**Task to carry out:**
Reproduce all of the data below without alteration; exclude every picture.

**Recorded data:**
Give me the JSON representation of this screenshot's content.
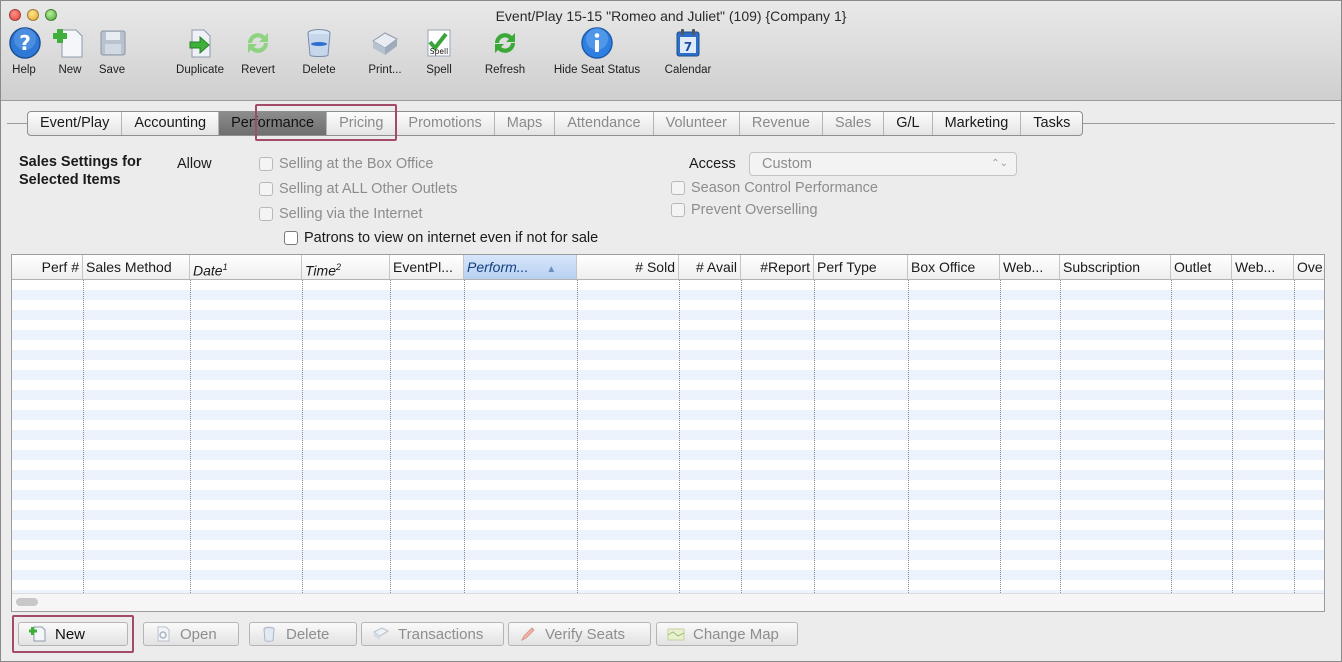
{
  "window": {
    "title": "Event/Play 15-15 \"Romeo and Juliet\" (109) {Company 1}"
  },
  "toolbar": {
    "items": [
      {
        "label": "Help",
        "icon": "help-icon"
      },
      {
        "label": "New",
        "icon": "new-doc-icon"
      },
      {
        "label": "Save",
        "icon": "floppy-icon"
      },
      {
        "label": "Duplicate",
        "icon": "duplicate-icon"
      },
      {
        "label": "Revert",
        "icon": "revert-icon"
      },
      {
        "label": "Delete",
        "icon": "trash-icon"
      },
      {
        "label": "Print...",
        "icon": "printer-icon"
      },
      {
        "label": "Spell",
        "icon": "spellcheck-icon",
        "badge": "Spell"
      },
      {
        "label": "Refresh",
        "icon": "refresh-icon"
      },
      {
        "label": "Hide Seat Status",
        "icon": "info-icon"
      },
      {
        "label": "Calendar",
        "icon": "calendar-icon",
        "badge": "7"
      }
    ]
  },
  "tabs": [
    {
      "label": "Event/Play",
      "state": "normal"
    },
    {
      "label": "Accounting",
      "state": "normal"
    },
    {
      "label": "Performance",
      "state": "active"
    },
    {
      "label": "Pricing",
      "state": "dim"
    },
    {
      "label": "Promotions",
      "state": "dim"
    },
    {
      "label": "Maps",
      "state": "dim"
    },
    {
      "label": "Attendance",
      "state": "dim"
    },
    {
      "label": "Volunteer",
      "state": "dim"
    },
    {
      "label": "Revenue",
      "state": "dim"
    },
    {
      "label": "Sales",
      "state": "dim"
    },
    {
      "label": "G/L",
      "state": "normal"
    },
    {
      "label": "Marketing",
      "state": "normal"
    },
    {
      "label": "Tasks",
      "state": "normal"
    }
  ],
  "settings": {
    "title": "Sales Settings for Selected Items",
    "allow_label": "Allow",
    "allow_options": [
      {
        "label": "Selling at the Box Office",
        "checked": false,
        "enabled": false
      },
      {
        "label": "Selling at ALL Other Outlets",
        "checked": false,
        "enabled": false
      },
      {
        "label": "Selling via the Internet",
        "checked": false,
        "enabled": false
      }
    ],
    "patrons_view": {
      "label": "Patrons to view on internet even if not for sale",
      "checked": false,
      "enabled": true
    },
    "access_label": "Access",
    "access_value": "Custom",
    "access_arrows": "⌃⌄",
    "season_control": {
      "label": "Season Control Performance",
      "checked": false,
      "enabled": false
    },
    "prevent_overselling": {
      "label": "Prevent Overselling",
      "checked": false,
      "enabled": false
    }
  },
  "table": {
    "columns": [
      {
        "label": "Perf #",
        "align": "right"
      },
      {
        "label": "Sales Method",
        "align": "left"
      },
      {
        "label": "Date",
        "sup": "1",
        "italic": true
      },
      {
        "label": "Time",
        "sup": "2",
        "italic": true
      },
      {
        "label": "EventPl...",
        "align": "left"
      },
      {
        "label": "Perform...",
        "sorted": true,
        "sort_indicator": "▲"
      },
      {
        "label": "# Sold",
        "align": "right"
      },
      {
        "label": "# Avail",
        "align": "right"
      },
      {
        "label": "#Report",
        "align": "right"
      },
      {
        "label": "Perf Type",
        "align": "left"
      },
      {
        "label": "Box Office",
        "align": "left"
      },
      {
        "label": "Web...",
        "align": "left"
      },
      {
        "label": "Subscription",
        "align": "left"
      },
      {
        "label": "Outlet",
        "align": "left"
      },
      {
        "label": "Web...",
        "align": "left"
      },
      {
        "label": "Ove.",
        "align": "left"
      }
    ],
    "rows": []
  },
  "buttons": [
    {
      "label": "New",
      "enabled": true,
      "icon": "new-icon"
    },
    {
      "label": "Open",
      "enabled": false,
      "icon": "open-icon"
    },
    {
      "label": "Delete",
      "enabled": false,
      "icon": "delete-icon"
    },
    {
      "label": "Transactions",
      "enabled": false,
      "icon": "transactions-icon"
    },
    {
      "label": "Verify Seats",
      "enabled": false,
      "icon": "verify-seats-icon"
    },
    {
      "label": "Change Map",
      "enabled": false,
      "icon": "map-icon"
    }
  ],
  "colors": {
    "highlight": "#a34a6b",
    "row_stripe": "#edf3fd",
    "sorted_header": "#b9d0f1"
  }
}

**Result for this task:**
Give me the JSON representation of this screenshot's content.
{
  "window": {
    "title": "Event/Play 15-15 \"Romeo and Juliet\" (109) {Company 1}"
  },
  "toolbar": {
    "items": [
      {
        "label": "Help",
        "icon": "help-icon"
      },
      {
        "label": "New",
        "icon": "new-doc-icon"
      },
      {
        "label": "Save",
        "icon": "floppy-icon"
      },
      {
        "label": "Duplicate",
        "icon": "duplicate-icon"
      },
      {
        "label": "Revert",
        "icon": "revert-icon"
      },
      {
        "label": "Delete",
        "icon": "trash-icon"
      },
      {
        "label": "Print...",
        "icon": "printer-icon"
      },
      {
        "label": "Spell",
        "icon": "spellcheck-icon",
        "badge": "Spell"
      },
      {
        "label": "Refresh",
        "icon": "refresh-icon"
      },
      {
        "label": "Hide Seat Status",
        "icon": "info-icon"
      },
      {
        "label": "Calendar",
        "icon": "calendar-icon",
        "badge": "7"
      }
    ]
  },
  "tabs": [
    {
      "label": "Event/Play",
      "state": "normal"
    },
    {
      "label": "Accounting",
      "state": "normal"
    },
    {
      "label": "Performance",
      "state": "active"
    },
    {
      "label": "Pricing",
      "state": "dim"
    },
    {
      "label": "Promotions",
      "state": "dim"
    },
    {
      "label": "Maps",
      "state": "dim"
    },
    {
      "label": "Attendance",
      "state": "dim"
    },
    {
      "label": "Volunteer",
      "state": "dim"
    },
    {
      "label": "Revenue",
      "state": "dim"
    },
    {
      "label": "Sales",
      "state": "dim"
    },
    {
      "label": "G/L",
      "state": "normal"
    },
    {
      "label": "Marketing",
      "state": "normal"
    },
    {
      "label": "Tasks",
      "state": "normal"
    }
  ],
  "settings": {
    "title": "Sales Settings for Selected Items",
    "allow_label": "Allow",
    "allow_options": [
      {
        "label": "Selling at the Box Office",
        "checked": false,
        "enabled": false
      },
      {
        "label": "Selling at ALL Other Outlets",
        "checked": false,
        "enabled": false
      },
      {
        "label": "Selling via the Internet",
        "checked": false,
        "enabled": false
      }
    ],
    "patrons_view": {
      "label": "Patrons to view on internet even if not for sale",
      "checked": false,
      "enabled": true
    },
    "access_label": "Access",
    "access_value": "Custom",
    "access_arrows": "⌃⌄",
    "season_control": {
      "label": "Season Control Performance",
      "checked": false,
      "enabled": false
    },
    "prevent_overselling": {
      "label": "Prevent Overselling",
      "checked": false,
      "enabled": false
    }
  },
  "table": {
    "columns": [
      {
        "label": "Perf #",
        "align": "right"
      },
      {
        "label": "Sales Method",
        "align": "left"
      },
      {
        "label": "Date",
        "sup": "1",
        "italic": true
      },
      {
        "label": "Time",
        "sup": "2",
        "italic": true
      },
      {
        "label": "EventPl...",
        "align": "left"
      },
      {
        "label": "Perform...",
        "sorted": true,
        "sort_indicator": "▲"
      },
      {
        "label": "# Sold",
        "align": "right"
      },
      {
        "label": "# Avail",
        "align": "right"
      },
      {
        "label": "#Report",
        "align": "right"
      },
      {
        "label": "Perf Type",
        "align": "left"
      },
      {
        "label": "Box Office",
        "align": "left"
      },
      {
        "label": "Web...",
        "align": "left"
      },
      {
        "label": "Subscription",
        "align": "left"
      },
      {
        "label": "Outlet",
        "align": "left"
      },
      {
        "label": "Web...",
        "align": "left"
      },
      {
        "label": "Ove.",
        "align": "left"
      }
    ],
    "rows": []
  },
  "buttons": [
    {
      "label": "New",
      "enabled": true,
      "icon": "new-icon"
    },
    {
      "label": "Open",
      "enabled": false,
      "icon": "open-icon"
    },
    {
      "label": "Delete",
      "enabled": false,
      "icon": "delete-icon"
    },
    {
      "label": "Transactions",
      "enabled": false,
      "icon": "transactions-icon"
    },
    {
      "label": "Verify Seats",
      "enabled": false,
      "icon": "verify-seats-icon"
    },
    {
      "label": "Change Map",
      "enabled": false,
      "icon": "map-icon"
    }
  ],
  "colors": {
    "highlight": "#a34a6b",
    "row_stripe": "#edf3fd",
    "sorted_header": "#b9d0f1"
  }
}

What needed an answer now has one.